Exercise: Copy the data exactly as it appears, and do not include any pictures.

※

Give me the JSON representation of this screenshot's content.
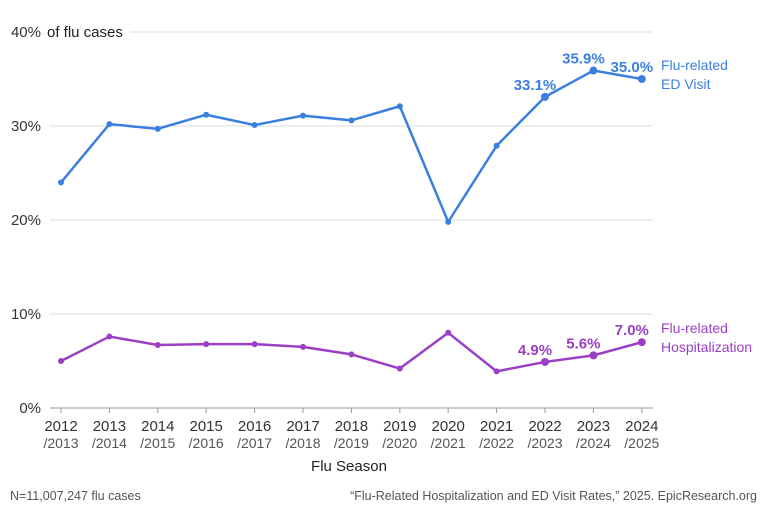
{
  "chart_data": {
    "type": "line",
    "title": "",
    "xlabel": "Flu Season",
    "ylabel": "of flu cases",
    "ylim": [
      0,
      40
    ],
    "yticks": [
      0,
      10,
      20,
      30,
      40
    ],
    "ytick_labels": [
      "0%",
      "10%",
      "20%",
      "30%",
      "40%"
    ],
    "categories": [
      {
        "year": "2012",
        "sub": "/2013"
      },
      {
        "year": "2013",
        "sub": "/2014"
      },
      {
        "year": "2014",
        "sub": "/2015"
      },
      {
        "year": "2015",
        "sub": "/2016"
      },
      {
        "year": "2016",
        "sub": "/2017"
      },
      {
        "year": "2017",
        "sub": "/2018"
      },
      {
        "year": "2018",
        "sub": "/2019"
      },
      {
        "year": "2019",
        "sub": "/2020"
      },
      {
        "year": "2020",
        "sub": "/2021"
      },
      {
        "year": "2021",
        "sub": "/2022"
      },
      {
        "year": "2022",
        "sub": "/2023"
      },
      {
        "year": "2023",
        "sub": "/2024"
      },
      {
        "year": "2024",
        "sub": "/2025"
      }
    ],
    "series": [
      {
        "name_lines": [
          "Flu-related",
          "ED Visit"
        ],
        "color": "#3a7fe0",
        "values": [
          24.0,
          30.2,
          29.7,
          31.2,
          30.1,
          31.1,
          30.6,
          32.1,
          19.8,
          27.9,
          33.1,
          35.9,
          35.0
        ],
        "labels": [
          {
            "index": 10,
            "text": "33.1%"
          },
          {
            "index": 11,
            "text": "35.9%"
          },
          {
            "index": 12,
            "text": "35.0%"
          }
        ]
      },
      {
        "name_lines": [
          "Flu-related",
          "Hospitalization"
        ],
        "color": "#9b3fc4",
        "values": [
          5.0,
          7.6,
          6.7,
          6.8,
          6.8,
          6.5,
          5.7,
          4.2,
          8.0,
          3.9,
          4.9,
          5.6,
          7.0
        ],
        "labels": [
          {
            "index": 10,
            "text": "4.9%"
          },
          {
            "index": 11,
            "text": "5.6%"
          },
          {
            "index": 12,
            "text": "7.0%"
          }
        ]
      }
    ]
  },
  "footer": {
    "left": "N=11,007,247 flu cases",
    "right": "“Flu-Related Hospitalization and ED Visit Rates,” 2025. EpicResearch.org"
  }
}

※

Solution for this task:
Give me the JSON representation of this screenshot's content.
{
  "chart_data": {
    "type": "line",
    "title": "",
    "xlabel": "Flu Season",
    "ylabel": "of flu cases",
    "ylim": [
      0,
      40
    ],
    "yticks": [
      0,
      10,
      20,
      30,
      40
    ],
    "ytick_labels": [
      "0%",
      "10%",
      "20%",
      "30%",
      "40%"
    ],
    "categories": [
      {
        "year": "2012",
        "sub": "/2013"
      },
      {
        "year": "2013",
        "sub": "/2014"
      },
      {
        "year": "2014",
        "sub": "/2015"
      },
      {
        "year": "2015",
        "sub": "/2016"
      },
      {
        "year": "2016",
        "sub": "/2017"
      },
      {
        "year": "2017",
        "sub": "/2018"
      },
      {
        "year": "2018",
        "sub": "/2019"
      },
      {
        "year": "2019",
        "sub": "/2020"
      },
      {
        "year": "2020",
        "sub": "/2021"
      },
      {
        "year": "2021",
        "sub": "/2022"
      },
      {
        "year": "2022",
        "sub": "/2023"
      },
      {
        "year": "2023",
        "sub": "/2024"
      },
      {
        "year": "2024",
        "sub": "/2025"
      }
    ],
    "series": [
      {
        "name_lines": [
          "Flu-related",
          "ED Visit"
        ],
        "color": "#3a7fe0",
        "values": [
          24.0,
          30.2,
          29.7,
          31.2,
          30.1,
          31.1,
          30.6,
          32.1,
          19.8,
          27.9,
          33.1,
          35.9,
          35.0
        ],
        "labels": [
          {
            "index": 10,
            "text": "33.1%"
          },
          {
            "index": 11,
            "text": "35.9%"
          },
          {
            "index": 12,
            "text": "35.0%"
          }
        ]
      },
      {
        "name_lines": [
          "Flu-related",
          "Hospitalization"
        ],
        "color": "#9b3fc4",
        "values": [
          5.0,
          7.6,
          6.7,
          6.8,
          6.8,
          6.5,
          5.7,
          4.2,
          8.0,
          3.9,
          4.9,
          5.6,
          7.0
        ],
        "labels": [
          {
            "index": 10,
            "text": "4.9%"
          },
          {
            "index": 11,
            "text": "5.6%"
          },
          {
            "index": 12,
            "text": "7.0%"
          }
        ]
      }
    ]
  },
  "footer": {
    "left": "N=11,007,247 flu cases",
    "right": "“Flu-Related Hospitalization and ED Visit Rates,” 2025. EpicResearch.org"
  }
}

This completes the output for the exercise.